● **Extracted entries**:
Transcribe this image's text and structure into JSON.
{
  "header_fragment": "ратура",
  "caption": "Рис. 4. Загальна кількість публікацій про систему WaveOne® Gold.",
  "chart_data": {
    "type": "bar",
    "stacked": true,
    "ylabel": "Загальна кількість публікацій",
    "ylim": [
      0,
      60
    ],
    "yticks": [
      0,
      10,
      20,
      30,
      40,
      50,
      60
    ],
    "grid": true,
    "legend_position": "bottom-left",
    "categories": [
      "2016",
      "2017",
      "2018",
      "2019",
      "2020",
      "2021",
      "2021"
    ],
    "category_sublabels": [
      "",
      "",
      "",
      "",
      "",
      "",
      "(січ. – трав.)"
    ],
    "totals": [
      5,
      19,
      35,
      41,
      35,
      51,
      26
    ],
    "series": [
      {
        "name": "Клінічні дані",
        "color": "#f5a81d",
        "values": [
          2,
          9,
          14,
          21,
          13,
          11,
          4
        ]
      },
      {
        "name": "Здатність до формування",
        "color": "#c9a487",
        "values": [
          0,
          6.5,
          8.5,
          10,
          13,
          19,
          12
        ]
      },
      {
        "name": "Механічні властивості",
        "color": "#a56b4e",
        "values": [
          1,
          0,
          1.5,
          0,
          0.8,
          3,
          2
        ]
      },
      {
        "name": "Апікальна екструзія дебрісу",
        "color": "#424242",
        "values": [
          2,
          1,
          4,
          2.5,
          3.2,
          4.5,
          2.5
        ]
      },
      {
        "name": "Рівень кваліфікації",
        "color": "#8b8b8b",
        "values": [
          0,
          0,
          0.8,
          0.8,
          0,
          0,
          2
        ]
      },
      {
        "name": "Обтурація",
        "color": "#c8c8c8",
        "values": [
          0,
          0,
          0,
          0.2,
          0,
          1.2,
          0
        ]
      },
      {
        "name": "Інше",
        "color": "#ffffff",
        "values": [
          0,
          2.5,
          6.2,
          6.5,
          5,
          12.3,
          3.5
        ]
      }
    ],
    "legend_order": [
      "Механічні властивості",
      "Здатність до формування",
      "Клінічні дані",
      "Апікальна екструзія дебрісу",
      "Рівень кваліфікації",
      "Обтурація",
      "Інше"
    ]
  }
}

● **Written task**: Copy out every line of the data above, exactly as given.

● **Exercise response**:
Transcribe this image's text and structure into JSON.
{
  "header_fragment": "ратура",
  "caption": "Рис. 4. Загальна кількість публікацій про систему WaveOne® Gold.",
  "chart_data": {
    "type": "bar",
    "stacked": true,
    "ylabel": "Загальна кількість публікацій",
    "ylim": [
      0,
      60
    ],
    "yticks": [
      0,
      10,
      20,
      30,
      40,
      50,
      60
    ],
    "grid": true,
    "legend_position": "bottom-left",
    "categories": [
      "2016",
      "2017",
      "2018",
      "2019",
      "2020",
      "2021",
      "2021"
    ],
    "category_sublabels": [
      "",
      "",
      "",
      "",
      "",
      "",
      "(січ. – трав.)"
    ],
    "totals": [
      5,
      19,
      35,
      41,
      35,
      51,
      26
    ],
    "series": [
      {
        "name": "Клінічні дані",
        "color": "#f5a81d",
        "values": [
          2,
          9,
          14,
          21,
          13,
          11,
          4
        ]
      },
      {
        "name": "Здатність до формування",
        "color": "#c9a487",
        "values": [
          0,
          6.5,
          8.5,
          10,
          13,
          19,
          12
        ]
      },
      {
        "name": "Механічні властивості",
        "color": "#a56b4e",
        "values": [
          1,
          0,
          1.5,
          0,
          0.8,
          3,
          2
        ]
      },
      {
        "name": "Апікальна екструзія дебрісу",
        "color": "#424242",
        "values": [
          2,
          1,
          4,
          2.5,
          3.2,
          4.5,
          2.5
        ]
      },
      {
        "name": "Рівень кваліфікації",
        "color": "#8b8b8b",
        "values": [
          0,
          0,
          0.8,
          0.8,
          0,
          0,
          2
        ]
      },
      {
        "name": "Обтурація",
        "color": "#c8c8c8",
        "values": [
          0,
          0,
          0,
          0.2,
          0,
          1.2,
          0
        ]
      },
      {
        "name": "Інше",
        "color": "#ffffff",
        "values": [
          0,
          2.5,
          6.2,
          6.5,
          5,
          12.3,
          3.5
        ]
      }
    ],
    "legend_order": [
      "Механічні властивості",
      "Здатність до формування",
      "Клінічні дані",
      "Апікальна екструзія дебрісу",
      "Рівень кваліфікації",
      "Обтурація",
      "Інше"
    ]
  }
}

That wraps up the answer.